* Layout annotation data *
------------

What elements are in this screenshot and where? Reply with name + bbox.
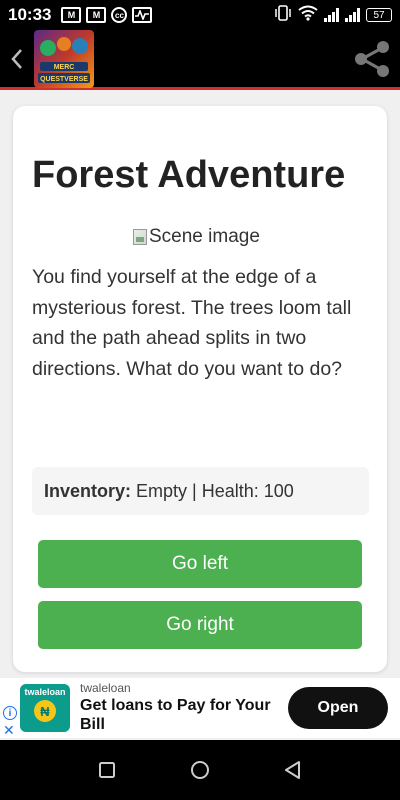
signal-icon [345, 8, 360, 22]
inventory-label: Inventory: [44, 480, 132, 501]
go-right-button[interactable]: Go right [38, 601, 362, 649]
scene-title: Forest Adventure [32, 154, 346, 196]
status-bar: 10:33 M M cc 57 [0, 0, 400, 30]
battery-icon: 57 [366, 8, 392, 22]
go-left-button[interactable]: Go left [38, 540, 362, 588]
mail-icon: M [86, 7, 107, 23]
scene-image-alt-text: Scene image [149, 226, 260, 247]
inventory-health-value: Empty | Health: 100 [136, 480, 294, 501]
home-icon [190, 761, 209, 779]
share-icon [355, 40, 389, 77]
ad-close-icon[interactable]: ✕ [3, 722, 15, 739]
notification-icons: M M cc [61, 7, 153, 23]
status-time: 10:33 [8, 5, 52, 24]
wifi-icon [298, 5, 318, 26]
signal-icon [324, 8, 339, 22]
activity-icon [132, 7, 153, 23]
ad-banner[interactable]: i ✕ twaleloan ₦ twaleloan Get loans to P… [0, 678, 400, 738]
ad-info-icon[interactable]: i [3, 706, 17, 720]
back-nav-button[interactable] [273, 750, 313, 790]
chevron-left-icon [11, 48, 22, 69]
system-nav-bar [0, 740, 400, 800]
recents-button[interactable] [87, 750, 127, 790]
player-stats: Inventory: Empty | Health: 100 [32, 467, 369, 515]
recents-icon [98, 762, 115, 778]
cc-icon: cc [111, 7, 128, 23]
system-icons: 57 [274, 4, 392, 26]
app-header: MERC QUESTVERSE [0, 29, 400, 90]
scene-card: Forest Adventure Scene image You find yo… [13, 106, 387, 672]
svg-text:QUESTVERSE: QUESTVERSE [40, 76, 88, 83]
svg-text:MERC: MERC [54, 64, 75, 71]
naira-coin-icon: ₦ [34, 700, 56, 722]
ad-logo[interactable]: twaleloan ₦ [20, 684, 70, 732]
share-button[interactable] [344, 29, 400, 89]
app-logo: MERC QUESTVERSE [34, 29, 94, 88]
story-text: You find yourself at the edge of a myste… [32, 266, 352, 380]
back-triangle-icon [285, 761, 301, 779]
ad-open-button[interactable]: Open [288, 687, 388, 729]
mail-icon: M [61, 7, 82, 23]
vibrate-icon [274, 4, 292, 26]
back-button[interactable] [0, 29, 34, 89]
ad-logo-text: twaleloan [24, 687, 66, 697]
ad-headline[interactable]: Get loans to Pay for Your Bill [80, 696, 285, 734]
scene-image: Scene image [133, 226, 260, 248]
ad-brand: twaleloan [80, 681, 131, 695]
broken-image-icon [133, 229, 147, 245]
home-button[interactable] [180, 750, 220, 790]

------------

* Your goal *
Rewrite every item above, changing "Forest Adventure" to "Desert Adventure" and keeping everything else the same. Don't include the pictures in your answer.

* Result of this task *
What elements are in this screenshot and where? Reply with name + bbox.
signal-icon [345, 8, 360, 22]
inventory-label: Inventory: [44, 480, 132, 501]
go-right-button[interactable]: Go right [38, 601, 362, 649]
scene-title: Desert Adventure [32, 154, 346, 196]
status-bar: 10:33 M M cc 57 [0, 0, 400, 30]
battery-icon: 57 [366, 8, 392, 22]
go-left-button[interactable]: Go left [38, 540, 362, 588]
mail-icon: M [86, 7, 107, 23]
scene-image-alt-text: Scene image [149, 226, 260, 247]
inventory-health-value: Empty | Health: 100 [136, 480, 294, 501]
home-icon [190, 761, 209, 779]
share-icon [355, 40, 389, 77]
ad-close-icon[interactable]: ✕ [3, 722, 15, 739]
notification-icons: M M cc [61, 7, 153, 23]
status-time: 10:33 [8, 5, 52, 24]
wifi-icon [298, 5, 318, 26]
signal-icon [324, 8, 339, 22]
activity-icon [132, 7, 153, 23]
ad-banner[interactable]: i ✕ twaleloan ₦ twaleloan Get loans to P… [0, 678, 400, 738]
ad-info-icon[interactable]: i [3, 706, 17, 720]
back-nav-button[interactable] [273, 750, 313, 790]
chevron-left-icon [11, 48, 22, 69]
system-nav-bar [0, 740, 400, 800]
recents-button[interactable] [87, 750, 127, 790]
player-stats: Inventory: Empty | Health: 100 [32, 467, 369, 515]
recents-icon [98, 762, 115, 778]
cc-icon: cc [111, 7, 128, 23]
system-icons: 57 [274, 4, 392, 26]
app-header: MERC QUESTVERSE [0, 29, 400, 90]
scene-card: Desert Adventure Scene image You find yo… [13, 106, 387, 672]
svg-text:QUESTVERSE: QUESTVERSE [40, 76, 88, 83]
svg-text:MERC: MERC [54, 64, 75, 71]
naira-coin-icon: ₦ [34, 700, 56, 722]
ad-logo[interactable]: twaleloan ₦ [20, 684, 70, 732]
share-button[interactable] [344, 29, 400, 89]
app-logo: MERC QUESTVERSE [34, 29, 94, 88]
story-text: You find yourself at the edge of a myste… [32, 266, 352, 380]
back-triangle-icon [285, 761, 301, 779]
ad-open-button[interactable]: Open [288, 687, 388, 729]
mail-icon: M [61, 7, 82, 23]
vibrate-icon [274, 4, 292, 26]
back-button[interactable] [0, 29, 34, 89]
ad-logo-text: twaleloan [24, 687, 66, 697]
ad-headline[interactable]: Get loans to Pay for Your Bill [80, 696, 285, 734]
scene-image: Scene image [133, 226, 260, 248]
ad-brand: twaleloan [80, 681, 131, 695]
broken-image-icon [133, 229, 147, 245]
home-button[interactable] [180, 750, 220, 790]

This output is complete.